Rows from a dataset
:::
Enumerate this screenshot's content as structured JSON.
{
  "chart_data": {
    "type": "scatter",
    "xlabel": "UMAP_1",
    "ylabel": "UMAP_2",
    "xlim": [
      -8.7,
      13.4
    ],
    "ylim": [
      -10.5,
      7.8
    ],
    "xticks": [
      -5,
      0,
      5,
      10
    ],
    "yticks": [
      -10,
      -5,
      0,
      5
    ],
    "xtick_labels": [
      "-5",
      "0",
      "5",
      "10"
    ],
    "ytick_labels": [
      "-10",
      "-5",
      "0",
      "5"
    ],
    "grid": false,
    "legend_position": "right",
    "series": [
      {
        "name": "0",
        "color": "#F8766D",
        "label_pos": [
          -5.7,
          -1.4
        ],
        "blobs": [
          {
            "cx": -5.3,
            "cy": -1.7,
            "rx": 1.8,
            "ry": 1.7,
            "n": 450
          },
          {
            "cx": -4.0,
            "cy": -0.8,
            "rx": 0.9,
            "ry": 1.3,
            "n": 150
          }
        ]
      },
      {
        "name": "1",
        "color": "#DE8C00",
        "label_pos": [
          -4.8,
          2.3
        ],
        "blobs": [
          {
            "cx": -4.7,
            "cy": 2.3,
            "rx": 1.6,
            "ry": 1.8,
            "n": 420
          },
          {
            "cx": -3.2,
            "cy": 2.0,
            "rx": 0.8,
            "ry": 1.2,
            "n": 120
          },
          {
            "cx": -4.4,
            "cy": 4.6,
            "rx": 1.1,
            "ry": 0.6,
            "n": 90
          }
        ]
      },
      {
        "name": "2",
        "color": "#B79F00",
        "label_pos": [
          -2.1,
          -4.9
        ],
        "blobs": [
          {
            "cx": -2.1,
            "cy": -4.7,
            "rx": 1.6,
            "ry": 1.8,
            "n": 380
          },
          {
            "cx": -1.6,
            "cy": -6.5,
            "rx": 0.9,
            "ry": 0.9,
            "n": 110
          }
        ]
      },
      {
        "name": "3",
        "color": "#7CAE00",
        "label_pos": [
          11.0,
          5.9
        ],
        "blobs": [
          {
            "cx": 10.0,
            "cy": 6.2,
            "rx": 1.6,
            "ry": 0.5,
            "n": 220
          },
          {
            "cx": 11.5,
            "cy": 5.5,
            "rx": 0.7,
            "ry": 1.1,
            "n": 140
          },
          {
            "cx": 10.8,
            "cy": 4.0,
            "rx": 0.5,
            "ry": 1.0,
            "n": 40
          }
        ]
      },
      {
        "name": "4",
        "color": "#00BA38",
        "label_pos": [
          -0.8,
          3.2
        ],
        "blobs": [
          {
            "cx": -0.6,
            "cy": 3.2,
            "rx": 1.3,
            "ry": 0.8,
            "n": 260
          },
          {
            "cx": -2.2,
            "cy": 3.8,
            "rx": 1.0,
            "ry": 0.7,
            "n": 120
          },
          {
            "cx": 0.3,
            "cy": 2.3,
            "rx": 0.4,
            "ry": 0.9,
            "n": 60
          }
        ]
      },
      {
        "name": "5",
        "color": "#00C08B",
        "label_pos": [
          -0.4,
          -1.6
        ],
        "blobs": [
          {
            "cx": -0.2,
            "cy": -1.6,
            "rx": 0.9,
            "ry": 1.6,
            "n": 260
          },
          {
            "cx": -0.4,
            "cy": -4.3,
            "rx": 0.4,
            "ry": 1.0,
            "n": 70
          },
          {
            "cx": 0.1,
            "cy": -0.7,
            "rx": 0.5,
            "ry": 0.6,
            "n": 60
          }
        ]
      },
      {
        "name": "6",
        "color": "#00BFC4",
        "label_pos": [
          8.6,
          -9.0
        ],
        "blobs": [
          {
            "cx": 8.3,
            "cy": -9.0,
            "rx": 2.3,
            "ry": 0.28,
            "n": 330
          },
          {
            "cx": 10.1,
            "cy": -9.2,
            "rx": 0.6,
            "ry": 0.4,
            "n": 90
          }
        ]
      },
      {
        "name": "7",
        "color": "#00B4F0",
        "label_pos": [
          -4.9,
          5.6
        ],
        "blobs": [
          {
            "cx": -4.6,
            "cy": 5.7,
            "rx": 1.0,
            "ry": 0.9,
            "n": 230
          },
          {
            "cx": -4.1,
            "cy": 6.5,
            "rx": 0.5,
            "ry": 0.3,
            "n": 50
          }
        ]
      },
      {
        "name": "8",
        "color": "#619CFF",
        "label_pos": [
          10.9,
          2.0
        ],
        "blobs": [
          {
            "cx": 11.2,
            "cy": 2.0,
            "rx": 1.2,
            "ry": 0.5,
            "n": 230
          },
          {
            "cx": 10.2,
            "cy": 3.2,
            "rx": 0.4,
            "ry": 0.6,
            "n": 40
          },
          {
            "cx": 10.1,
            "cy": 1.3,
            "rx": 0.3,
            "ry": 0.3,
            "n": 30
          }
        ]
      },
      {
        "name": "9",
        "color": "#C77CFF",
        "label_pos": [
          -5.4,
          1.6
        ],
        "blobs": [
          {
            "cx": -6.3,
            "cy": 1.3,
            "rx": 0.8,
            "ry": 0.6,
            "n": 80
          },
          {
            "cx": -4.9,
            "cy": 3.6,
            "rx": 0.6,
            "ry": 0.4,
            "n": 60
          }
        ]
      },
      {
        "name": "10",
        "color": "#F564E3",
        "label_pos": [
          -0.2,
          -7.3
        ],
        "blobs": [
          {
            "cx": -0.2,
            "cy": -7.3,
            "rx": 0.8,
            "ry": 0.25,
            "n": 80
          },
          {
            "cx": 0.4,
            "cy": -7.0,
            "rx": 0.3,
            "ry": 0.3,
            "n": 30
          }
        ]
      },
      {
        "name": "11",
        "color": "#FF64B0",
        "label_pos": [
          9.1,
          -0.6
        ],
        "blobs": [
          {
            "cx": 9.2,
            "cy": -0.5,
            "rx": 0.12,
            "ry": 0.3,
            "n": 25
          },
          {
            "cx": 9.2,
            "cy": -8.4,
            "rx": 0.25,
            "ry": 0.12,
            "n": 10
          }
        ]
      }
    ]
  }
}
:::
Task brief:
Repeat the data in its entirety, character for character.

Result:
Enumerate this screenshot's content as structured JSON.
{
  "chart_data": {
    "type": "scatter",
    "xlabel": "UMAP_1",
    "ylabel": "UMAP_2",
    "xlim": [
      -8.7,
      13.4
    ],
    "ylim": [
      -10.5,
      7.8
    ],
    "xticks": [
      -5,
      0,
      5,
      10
    ],
    "yticks": [
      -10,
      -5,
      0,
      5
    ],
    "xtick_labels": [
      "-5",
      "0",
      "5",
      "10"
    ],
    "ytick_labels": [
      "-10",
      "-5",
      "0",
      "5"
    ],
    "grid": false,
    "legend_position": "right",
    "series": [
      {
        "name": "0",
        "color": "#F8766D",
        "label_pos": [
          -5.7,
          -1.4
        ],
        "blobs": [
          {
            "cx": -5.3,
            "cy": -1.7,
            "rx": 1.8,
            "ry": 1.7,
            "n": 450
          },
          {
            "cx": -4.0,
            "cy": -0.8,
            "rx": 0.9,
            "ry": 1.3,
            "n": 150
          }
        ]
      },
      {
        "name": "1",
        "color": "#DE8C00",
        "label_pos": [
          -4.8,
          2.3
        ],
        "blobs": [
          {
            "cx": -4.7,
            "cy": 2.3,
            "rx": 1.6,
            "ry": 1.8,
            "n": 420
          },
          {
            "cx": -3.2,
            "cy": 2.0,
            "rx": 0.8,
            "ry": 1.2,
            "n": 120
          },
          {
            "cx": -4.4,
            "cy": 4.6,
            "rx": 1.1,
            "ry": 0.6,
            "n": 90
          }
        ]
      },
      {
        "name": "2",
        "color": "#B79F00",
        "label_pos": [
          -2.1,
          -4.9
        ],
        "blobs": [
          {
            "cx": -2.1,
            "cy": -4.7,
            "rx": 1.6,
            "ry": 1.8,
            "n": 380
          },
          {
            "cx": -1.6,
            "cy": -6.5,
            "rx": 0.9,
            "ry": 0.9,
            "n": 110
          }
        ]
      },
      {
        "name": "3",
        "color": "#7CAE00",
        "label_pos": [
          11.0,
          5.9
        ],
        "blobs": [
          {
            "cx": 10.0,
            "cy": 6.2,
            "rx": 1.6,
            "ry": 0.5,
            "n": 220
          },
          {
            "cx": 11.5,
            "cy": 5.5,
            "rx": 0.7,
            "ry": 1.1,
            "n": 140
          },
          {
            "cx": 10.8,
            "cy": 4.0,
            "rx": 0.5,
            "ry": 1.0,
            "n": 40
          }
        ]
      },
      {
        "name": "4",
        "color": "#00BA38",
        "label_pos": [
          -0.8,
          3.2
        ],
        "blobs": [
          {
            "cx": -0.6,
            "cy": 3.2,
            "rx": 1.3,
            "ry": 0.8,
            "n": 260
          },
          {
            "cx": -2.2,
            "cy": 3.8,
            "rx": 1.0,
            "ry": 0.7,
            "n": 120
          },
          {
            "cx": 0.3,
            "cy": 2.3,
            "rx": 0.4,
            "ry": 0.9,
            "n": 60
          }
        ]
      },
      {
        "name": "5",
        "color": "#00C08B",
        "label_pos": [
          -0.4,
          -1.6
        ],
        "blobs": [
          {
            "cx": -0.2,
            "cy": -1.6,
            "rx": 0.9,
            "ry": 1.6,
            "n": 260
          },
          {
            "cx": -0.4,
            "cy": -4.3,
            "rx": 0.4,
            "ry": 1.0,
            "n": 70
          },
          {
            "cx": 0.1,
            "cy": -0.7,
            "rx": 0.5,
            "ry": 0.6,
            "n": 60
          }
        ]
      },
      {
        "name": "6",
        "color": "#00BFC4",
        "label_pos": [
          8.6,
          -9.0
        ],
        "blobs": [
          {
            "cx": 8.3,
            "cy": -9.0,
            "rx": 2.3,
            "ry": 0.28,
            "n": 330
          },
          {
            "cx": 10.1,
            "cy": -9.2,
            "rx": 0.6,
            "ry": 0.4,
            "n": 90
          }
        ]
      },
      {
        "name": "7",
        "color": "#00B4F0",
        "label_pos": [
          -4.9,
          5.6
        ],
        "blobs": [
          {
            "cx": -4.6,
            "cy": 5.7,
            "rx": 1.0,
            "ry": 0.9,
            "n": 230
          },
          {
            "cx": -4.1,
            "cy": 6.5,
            "rx": 0.5,
            "ry": 0.3,
            "n": 50
          }
        ]
      },
      {
        "name": "8",
        "color": "#619CFF",
        "label_pos": [
          10.9,
          2.0
        ],
        "blobs": [
          {
            "cx": 11.2,
            "cy": 2.0,
            "rx": 1.2,
            "ry": 0.5,
            "n": 230
          },
          {
            "cx": 10.2,
            "cy": 3.2,
            "rx": 0.4,
            "ry": 0.6,
            "n": 40
          },
          {
            "cx": 10.1,
            "cy": 1.3,
            "rx": 0.3,
            "ry": 0.3,
            "n": 30
          }
        ]
      },
      {
        "name": "9",
        "color": "#C77CFF",
        "label_pos": [
          -5.4,
          1.6
        ],
        "blobs": [
          {
            "cx": -6.3,
            "cy": 1.3,
            "rx": 0.8,
            "ry": 0.6,
            "n": 80
          },
          {
            "cx": -4.9,
            "cy": 3.6,
            "rx": 0.6,
            "ry": 0.4,
            "n": 60
          }
        ]
      },
      {
        "name": "10",
        "color": "#F564E3",
        "label_pos": [
          -0.2,
          -7.3
        ],
        "blobs": [
          {
            "cx": -0.2,
            "cy": -7.3,
            "rx": 0.8,
            "ry": 0.25,
            "n": 80
          },
          {
            "cx": 0.4,
            "cy": -7.0,
            "rx": 0.3,
            "ry": 0.3,
            "n": 30
          }
        ]
      },
      {
        "name": "11",
        "color": "#FF64B0",
        "label_pos": [
          9.1,
          -0.6
        ],
        "blobs": [
          {
            "cx": 9.2,
            "cy": -0.5,
            "rx": 0.12,
            "ry": 0.3,
            "n": 25
          },
          {
            "cx": 9.2,
            "cy": -8.4,
            "rx": 0.25,
            "ry": 0.12,
            "n": 10
          }
        ]
      }
    ]
  }
}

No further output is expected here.